** Begin **

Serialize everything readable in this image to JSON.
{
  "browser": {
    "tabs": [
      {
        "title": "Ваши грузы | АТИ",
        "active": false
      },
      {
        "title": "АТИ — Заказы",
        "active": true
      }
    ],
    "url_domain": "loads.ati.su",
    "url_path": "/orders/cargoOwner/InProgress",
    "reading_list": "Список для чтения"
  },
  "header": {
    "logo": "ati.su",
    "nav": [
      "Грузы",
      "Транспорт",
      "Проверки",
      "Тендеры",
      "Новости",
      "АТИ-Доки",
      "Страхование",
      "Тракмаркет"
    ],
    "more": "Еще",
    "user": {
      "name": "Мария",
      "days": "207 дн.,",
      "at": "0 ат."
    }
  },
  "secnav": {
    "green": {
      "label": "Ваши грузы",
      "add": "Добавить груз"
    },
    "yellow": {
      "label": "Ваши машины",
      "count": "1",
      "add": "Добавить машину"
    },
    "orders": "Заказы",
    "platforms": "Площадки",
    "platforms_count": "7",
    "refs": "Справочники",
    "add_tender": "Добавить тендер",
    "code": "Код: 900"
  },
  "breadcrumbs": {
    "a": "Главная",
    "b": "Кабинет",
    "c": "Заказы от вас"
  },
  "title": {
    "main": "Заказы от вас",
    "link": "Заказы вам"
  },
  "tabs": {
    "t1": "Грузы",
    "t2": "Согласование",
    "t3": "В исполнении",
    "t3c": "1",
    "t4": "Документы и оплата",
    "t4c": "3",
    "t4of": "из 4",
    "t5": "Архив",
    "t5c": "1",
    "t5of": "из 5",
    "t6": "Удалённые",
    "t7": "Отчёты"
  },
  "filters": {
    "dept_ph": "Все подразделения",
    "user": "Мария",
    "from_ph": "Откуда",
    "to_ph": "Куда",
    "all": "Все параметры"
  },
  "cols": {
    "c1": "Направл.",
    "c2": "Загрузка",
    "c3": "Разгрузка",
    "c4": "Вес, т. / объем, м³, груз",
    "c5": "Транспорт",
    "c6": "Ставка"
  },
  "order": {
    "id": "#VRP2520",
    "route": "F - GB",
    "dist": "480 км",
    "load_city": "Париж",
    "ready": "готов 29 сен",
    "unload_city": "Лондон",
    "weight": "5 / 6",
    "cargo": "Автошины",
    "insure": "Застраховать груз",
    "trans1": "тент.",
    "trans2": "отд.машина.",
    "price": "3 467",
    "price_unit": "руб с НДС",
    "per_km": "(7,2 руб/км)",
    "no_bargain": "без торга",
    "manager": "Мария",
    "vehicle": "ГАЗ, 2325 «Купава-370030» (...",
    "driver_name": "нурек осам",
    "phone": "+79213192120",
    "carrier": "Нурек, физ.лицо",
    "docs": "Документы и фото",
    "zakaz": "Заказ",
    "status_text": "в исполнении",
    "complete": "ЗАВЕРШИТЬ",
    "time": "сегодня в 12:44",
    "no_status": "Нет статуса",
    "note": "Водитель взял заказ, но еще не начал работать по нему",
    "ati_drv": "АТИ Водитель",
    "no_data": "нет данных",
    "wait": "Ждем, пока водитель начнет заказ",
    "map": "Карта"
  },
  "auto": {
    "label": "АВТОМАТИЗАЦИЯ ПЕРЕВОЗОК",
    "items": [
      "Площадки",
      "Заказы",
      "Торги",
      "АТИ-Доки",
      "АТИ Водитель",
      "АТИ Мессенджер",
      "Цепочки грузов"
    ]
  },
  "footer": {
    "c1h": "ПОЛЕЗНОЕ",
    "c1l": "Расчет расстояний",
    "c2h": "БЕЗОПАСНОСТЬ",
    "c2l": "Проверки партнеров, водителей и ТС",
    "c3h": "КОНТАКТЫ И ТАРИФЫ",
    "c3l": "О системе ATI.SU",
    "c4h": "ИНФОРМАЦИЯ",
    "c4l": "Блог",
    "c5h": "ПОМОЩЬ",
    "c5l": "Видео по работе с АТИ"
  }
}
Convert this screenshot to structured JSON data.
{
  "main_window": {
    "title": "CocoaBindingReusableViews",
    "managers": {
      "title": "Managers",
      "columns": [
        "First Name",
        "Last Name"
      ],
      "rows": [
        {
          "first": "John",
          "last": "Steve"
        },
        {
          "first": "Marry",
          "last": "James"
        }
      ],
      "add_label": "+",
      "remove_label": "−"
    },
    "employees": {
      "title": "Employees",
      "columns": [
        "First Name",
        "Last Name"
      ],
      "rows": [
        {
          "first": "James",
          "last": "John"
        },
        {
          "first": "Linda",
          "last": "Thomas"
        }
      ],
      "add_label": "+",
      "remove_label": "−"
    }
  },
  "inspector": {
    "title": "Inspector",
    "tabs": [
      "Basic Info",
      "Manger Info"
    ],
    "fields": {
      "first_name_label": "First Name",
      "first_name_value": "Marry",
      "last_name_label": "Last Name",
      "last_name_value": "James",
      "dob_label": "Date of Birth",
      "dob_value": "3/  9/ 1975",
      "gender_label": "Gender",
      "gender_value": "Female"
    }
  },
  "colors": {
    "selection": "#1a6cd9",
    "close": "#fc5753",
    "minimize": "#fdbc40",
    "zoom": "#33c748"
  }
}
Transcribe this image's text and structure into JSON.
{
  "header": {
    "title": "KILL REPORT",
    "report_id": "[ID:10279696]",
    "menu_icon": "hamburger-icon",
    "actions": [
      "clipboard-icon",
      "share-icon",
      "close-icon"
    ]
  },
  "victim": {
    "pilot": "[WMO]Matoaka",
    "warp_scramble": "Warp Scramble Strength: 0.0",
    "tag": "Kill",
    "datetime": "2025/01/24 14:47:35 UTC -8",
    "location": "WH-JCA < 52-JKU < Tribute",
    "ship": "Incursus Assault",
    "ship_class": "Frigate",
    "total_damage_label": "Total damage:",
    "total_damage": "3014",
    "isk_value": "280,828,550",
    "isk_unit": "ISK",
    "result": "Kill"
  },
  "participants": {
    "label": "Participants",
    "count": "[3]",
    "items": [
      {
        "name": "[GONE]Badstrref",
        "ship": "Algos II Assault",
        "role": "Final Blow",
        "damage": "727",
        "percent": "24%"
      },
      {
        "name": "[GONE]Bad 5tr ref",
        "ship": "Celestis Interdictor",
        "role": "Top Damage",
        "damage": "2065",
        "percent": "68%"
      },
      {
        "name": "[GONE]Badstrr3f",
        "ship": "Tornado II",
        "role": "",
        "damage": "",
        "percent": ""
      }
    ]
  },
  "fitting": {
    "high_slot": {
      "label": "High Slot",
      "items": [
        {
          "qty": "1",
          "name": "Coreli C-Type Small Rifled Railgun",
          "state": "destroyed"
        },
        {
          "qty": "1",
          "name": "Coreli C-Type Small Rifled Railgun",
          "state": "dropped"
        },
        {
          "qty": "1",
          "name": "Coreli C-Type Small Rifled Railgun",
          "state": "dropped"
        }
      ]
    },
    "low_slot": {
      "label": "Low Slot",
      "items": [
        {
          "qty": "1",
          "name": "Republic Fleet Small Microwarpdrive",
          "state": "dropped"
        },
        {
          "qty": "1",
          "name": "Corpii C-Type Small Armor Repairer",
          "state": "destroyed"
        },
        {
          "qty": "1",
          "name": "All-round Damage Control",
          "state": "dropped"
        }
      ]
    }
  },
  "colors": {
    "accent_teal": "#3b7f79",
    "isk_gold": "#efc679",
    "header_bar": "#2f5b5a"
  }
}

** End **

→ The exercise
Without leaving anything out, give the entries again exactly.

→ Response below
Serialize everything readable in this image to JSON.
{
  "browser": {
    "tabs": [
      {
        "title": "Ваши грузы | АТИ",
        "active": false
      },
      {
        "title": "АТИ — Заказы",
        "active": true
      }
    ],
    "url_domain": "loads.ati.su",
    "url_path": "/orders/cargoOwner/InProgress",
    "reading_list": "Список для чтения"
  },
  "header": {
    "logo": "ati.su",
    "nav": [
      "Грузы",
      "Транспорт",
      "Проверки",
      "Тендеры",
      "Новости",
      "АТИ-Доки",
      "Страхование",
      "Тракмаркет"
    ],
    "more": "Еще",
    "user": {
      "name": "Мария",
      "days": "207 дн.,",
      "at": "0 ат."
    }
  },
  "secnav": {
    "green": {
      "label": "Ваши грузы",
      "add": "Добавить груз"
    },
    "yellow": {
      "label": "Ваши машины",
      "count": "1",
      "add": "Добавить машину"
    },
    "orders": "Заказы",
    "platforms": "Площадки",
    "platforms_count": "7",
    "refs": "Справочники",
    "add_tender": "Добавить тендер",
    "code": "Код: 900"
  },
  "breadcrumbs": {
    "a": "Главная",
    "b": "Кабинет",
    "c": "Заказы от вас"
  },
  "title": {
    "main": "Заказы от вас",
    "link": "Заказы вам"
  },
  "tabs": {
    "t1": "Грузы",
    "t2": "Согласование",
    "t3": "В исполнении",
    "t3c": "1",
    "t4": "Документы и оплата",
    "t4c": "3",
    "t4of": "из 4",
    "t5": "Архив",
    "t5c": "1",
    "t5of": "из 5",
    "t6": "Удалённые",
    "t7": "Отчёты"
  },
  "filters": {
    "dept_ph": "Все подразделения",
    "user": "Мария",
    "from_ph": "Откуда",
    "to_ph": "Куда",
    "all": "Все параметры"
  },
  "cols": {
    "c1": "Направл.",
    "c2": "Загрузка",
    "c3": "Разгрузка",
    "c4": "Вес, т. / объем, м³, груз",
    "c5": "Транспорт",
    "c6": "Ставка"
  },
  "order": {
    "id": "#VRP2520",
    "route": "F - GB",
    "dist": "480 км",
    "load_city": "Париж",
    "ready": "готов 29 сен",
    "unload_city": "Лондон",
    "weight": "5 / 6",
    "cargo": "Автошины",
    "insure": "Застраховать груз",
    "trans1": "тент.",
    "trans2": "отд.машина.",
    "price": "3 467",
    "price_unit": "руб с НДС",
    "per_km": "(7,2 руб/км)",
    "no_bargain": "без торга",
    "manager": "Мария",
    "vehicle": "ГАЗ, 2325 «Купава-370030» (...",
    "driver_name": "нурек осам",
    "phone": "+79213192120",
    "carrier": "Нурек, физ.лицо",
    "docs": "Документы и фото",
    "zakaz": "Заказ",
    "status_text": "в исполнении",
    "complete": "ЗАВЕРШИТЬ",
    "time": "сегодня в 12:44",
    "no_status": "Нет статуса",
    "note": "Водитель взял заказ, но еще не начал работать по нему",
    "ati_drv": "АТИ Водитель",
    "no_data": "нет данных",
    "wait": "Ждем, пока водитель начнет заказ",
    "map": "Карта"
  },
  "auto": {
    "label": "АВТОМАТИЗАЦИЯ ПЕРЕВОЗОК",
    "items": [
      "Площадки",
      "Заказы",
      "Торги",
      "АТИ-Доки",
      "АТИ Водитель",
      "АТИ Мессенджер",
      "Цепочки грузов"
    ]
  },
  "footer": {
    "c1h": "ПОЛЕЗНОЕ",
    "c1l": "Расчет расстояний",
    "c2h": "БЕЗОПАСНОСТЬ",
    "c2l": "Проверки партнеров, водителей и ТС",
    "c3h": "КОНТАКТЫ И ТАРИФЫ",
    "c3l": "О системе ATI.SU",
    "c4h": "ИНФОРМАЦИЯ",
    "c4l": "Блог",
    "c5h": "ПОМОЩЬ",
    "c5l": "Видео по работе с АТИ"
  }
}
Convert this screenshot to structured JSON data.
{
  "main_window": {
    "title": "CocoaBindingReusableViews",
    "managers": {
      "title": "Managers",
      "columns": [
        "First Name",
        "Last Name"
      ],
      "rows": [
        {
          "first": "John",
          "last": "Steve"
        },
        {
          "first": "Marry",
          "last": "James"
        }
      ],
      "add_label": "+",
      "remove_label": "−"
    },
    "employees": {
      "title": "Employees",
      "columns": [
        "First Name",
        "Last Name"
      ],
      "rows": [
        {
          "first": "James",
          "last": "John"
        },
        {
          "first": "Linda",
          "last": "Thomas"
        }
      ],
      "add_label": "+",
      "remove_label": "−"
    }
  },
  "inspector": {
    "title": "Inspector",
    "tabs": [
      "Basic Info",
      "Manger Info"
    ],
    "fields": {
      "first_name_label": "First Name",
      "first_name_value": "Marry",
      "last_name_label": "Last Name",
      "last_name_value": "James",
      "dob_label": "Date of Birth",
      "dob_value": "3/  9/ 1975",
      "gender_label": "Gender",
      "gender_value": "Female"
    }
  },
  "colors": {
    "selection": "#1a6cd9",
    "close": "#fc5753",
    "minimize": "#fdbc40",
    "zoom": "#33c748"
  }
}
Transcribe this image's text and structure into JSON.
{
  "header": {
    "title": "KILL REPORT",
    "report_id": "[ID:10279696]",
    "menu_icon": "hamburger-icon",
    "actions": [
      "clipboard-icon",
      "share-icon",
      "close-icon"
    ]
  },
  "victim": {
    "pilot": "[WMO]Matoaka",
    "warp_scramble": "Warp Scramble Strength: 0.0",
    "tag": "Kill",
    "datetime": "2025/01/24 14:47:35 UTC -8",
    "location": "WH-JCA < 52-JKU < Tribute",
    "ship": "Incursus Assault",
    "ship_class": "Frigate",
    "total_damage_label": "Total damage:",
    "total_damage": "3014",
    "isk_value": "280,828,550",
    "isk_unit": "ISK",
    "result": "Kill"
  },
  "participants": {
    "label": "Participants",
    "count": "[3]",
    "items": [
      {
        "name": "[GONE]Badstrref",
        "ship": "Algos II Assault",
        "role": "Final Blow",
        "damage": "727",
        "percent": "24%"
      },
      {
        "name": "[GONE]Bad 5tr ref",
        "ship": "Celestis Interdictor",
        "role": "Top Damage",
        "damage": "2065",
        "percent": "68%"
      },
      {
        "name": "[GONE]Badstrr3f",
        "ship": "Tornado II",
        "role": "",
        "damage": "",
        "percent": ""
      }
    ]
  },
  "fitting": {
    "high_slot": {
      "label": "High Slot",
      "items": [
        {
          "qty": "1",
          "name": "Coreli C-Type Small Rifled Railgun",
          "state": "destroyed"
        },
        {
          "qty": "1",
          "name": "Coreli C-Type Small Rifled Railgun",
          "state": "dropped"
        },
        {
          "qty": "1",
          "name": "Coreli C-Type Small Rifled Railgun",
          "state": "dropped"
        }
      ]
    },
    "low_slot": {
      "label": "Low Slot",
      "items": [
        {
          "qty": "1",
          "name": "Republic Fleet Small Microwarpdrive",
          "state": "dropped"
        },
        {
          "qty": "1",
          "name": "Corpii C-Type Small Armor Repairer",
          "state": "destroyed"
        },
        {
          "qty": "1",
          "name": "All-round Damage Control",
          "state": "dropped"
        }
      ]
    }
  },
  "colors": {
    "accent_teal": "#3b7f79",
    "isk_gold": "#efc679",
    "header_bar": "#2f5b5a"
  }
}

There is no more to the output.